-- Source records follows --
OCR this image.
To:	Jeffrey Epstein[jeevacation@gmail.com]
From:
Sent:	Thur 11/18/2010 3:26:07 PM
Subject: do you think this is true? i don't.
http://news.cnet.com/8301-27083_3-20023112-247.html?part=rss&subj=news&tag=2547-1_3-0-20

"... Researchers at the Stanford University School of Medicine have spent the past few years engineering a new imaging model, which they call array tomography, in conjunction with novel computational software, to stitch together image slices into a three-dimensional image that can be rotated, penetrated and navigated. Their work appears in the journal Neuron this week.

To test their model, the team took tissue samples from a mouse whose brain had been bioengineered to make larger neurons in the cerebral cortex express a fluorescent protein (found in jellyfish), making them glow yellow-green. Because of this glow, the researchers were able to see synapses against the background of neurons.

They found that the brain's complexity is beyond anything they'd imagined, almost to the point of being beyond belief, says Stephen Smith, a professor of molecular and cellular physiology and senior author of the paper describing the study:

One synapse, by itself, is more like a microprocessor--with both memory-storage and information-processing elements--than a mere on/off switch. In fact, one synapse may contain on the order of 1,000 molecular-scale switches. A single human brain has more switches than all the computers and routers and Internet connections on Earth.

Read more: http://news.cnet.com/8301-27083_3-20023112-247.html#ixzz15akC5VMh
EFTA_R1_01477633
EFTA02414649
-- Source records concluded --
> Problem to solve: Repeat the data word for word, leaving out no line.

> Task result:
OCR this image.
To:	Jeffrey Epstein[jeevacation@gmail.com]
From:
Sent:	Thur 11/18/2010 3:26:07 PM
Subject: do you think this is true? i don't.
http://news.cnet.com/8301-27083_3-20023112-247.html?part=rss&subj=news&tag=2547-1_3-0-20

"... Researchers at the Stanford University School of Medicine have spent the past few years engineering a new imaging model, which they call array tomography, in conjunction with novel computational software, to stitch together image slices into a three-dimensional image that can be rotated, penetrated and navigated. Their work appears in the journal Neuron this week.

To test their model, the team took tissue samples from a mouse whose brain had been bioengineered to make larger neurons in the cerebral cortex express a fluorescent protein (found in jellyfish), making them glow yellow-green. Because of this glow, the researchers were able to see synapses against the background of neurons.

They found that the brain's complexity is beyond anything they'd imagined, almost to the point of being beyond belief, says Stephen Smith, a professor of molecular and cellular physiology and senior author of the paper describing the study:

One synapse, by itself, is more like a microprocessor--with both memory-storage and information-processing elements--than a mere on/off switch. In fact, one synapse may contain on the order of 1,000 molecular-scale switches. A single human brain has more switches than all the computers and routers and Internet connections on Earth.

Read more: http://news.cnet.com/8301-27083_3-20023112-247.html#ixzz15akC5VMh
EFTA_R1_01477633
EFTA02414649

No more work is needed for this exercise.